PROMPT - Would you restate all the data that follows, word for word?

RECORDS SHOWN -
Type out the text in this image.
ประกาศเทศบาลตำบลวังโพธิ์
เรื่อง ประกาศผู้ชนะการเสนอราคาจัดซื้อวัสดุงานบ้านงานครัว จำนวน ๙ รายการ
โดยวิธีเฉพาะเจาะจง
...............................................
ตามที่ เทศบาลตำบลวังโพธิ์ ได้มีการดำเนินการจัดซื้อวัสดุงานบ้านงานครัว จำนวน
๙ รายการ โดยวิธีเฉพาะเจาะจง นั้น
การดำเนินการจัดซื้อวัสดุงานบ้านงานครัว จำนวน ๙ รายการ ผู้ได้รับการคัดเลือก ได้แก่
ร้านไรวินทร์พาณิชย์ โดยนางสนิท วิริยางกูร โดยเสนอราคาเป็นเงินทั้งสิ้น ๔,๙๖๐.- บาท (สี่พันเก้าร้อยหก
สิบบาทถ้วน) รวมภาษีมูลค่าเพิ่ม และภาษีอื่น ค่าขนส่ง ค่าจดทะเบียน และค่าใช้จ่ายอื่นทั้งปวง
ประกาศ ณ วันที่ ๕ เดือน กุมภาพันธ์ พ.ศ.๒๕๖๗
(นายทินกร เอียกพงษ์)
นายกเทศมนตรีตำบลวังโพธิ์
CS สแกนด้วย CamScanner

SOLUTION -
Type out the text in this image.
ประกาศเทศบาลตำบลวังโพธิ์
เรื่อง ประกาศผู้ชนะการเสนอราคาจัดซื้อวัสดุงานบ้านงานครัว จำนวน ๙ รายการ
โดยวิธีเฉพาะเจาะจง
...............................................
ตามที่ เทศบาลตำบลวังโพธิ์ ได้มีการดำเนินการจัดซื้อวัสดุงานบ้านงานครัว จำนวน
๙ รายการ โดยวิธีเฉพาะเจาะจง นั้น
การดำเนินการจัดซื้อวัสดุงานบ้านงานครัว จำนวน ๙ รายการ ผู้ได้รับการคัดเลือก ได้แก่
ร้านไรวินทร์พาณิชย์ โดยนางสนิท วิริยางกูร โดยเสนอราคาเป็นเงินทั้งสิ้น ๔,๙๖๐.- บาท (สี่พันเก้าร้อยหก
สิบบาทถ้วน) รวมภาษีมูลค่าเพิ่ม และภาษีอื่น ค่าขนส่ง ค่าจดทะเบียน และค่าใช้จ่ายอื่นทั้งปวง
ประกาศ ณ วันที่ ๕ เดือน กุมภาพันธ์ พ.ศ.๒๕๖๗
(นายทินกร เอียกพงษ์)
นายกเทศมนตรีตำบลวังโพธิ์
CS สแกนด้วย CamScanner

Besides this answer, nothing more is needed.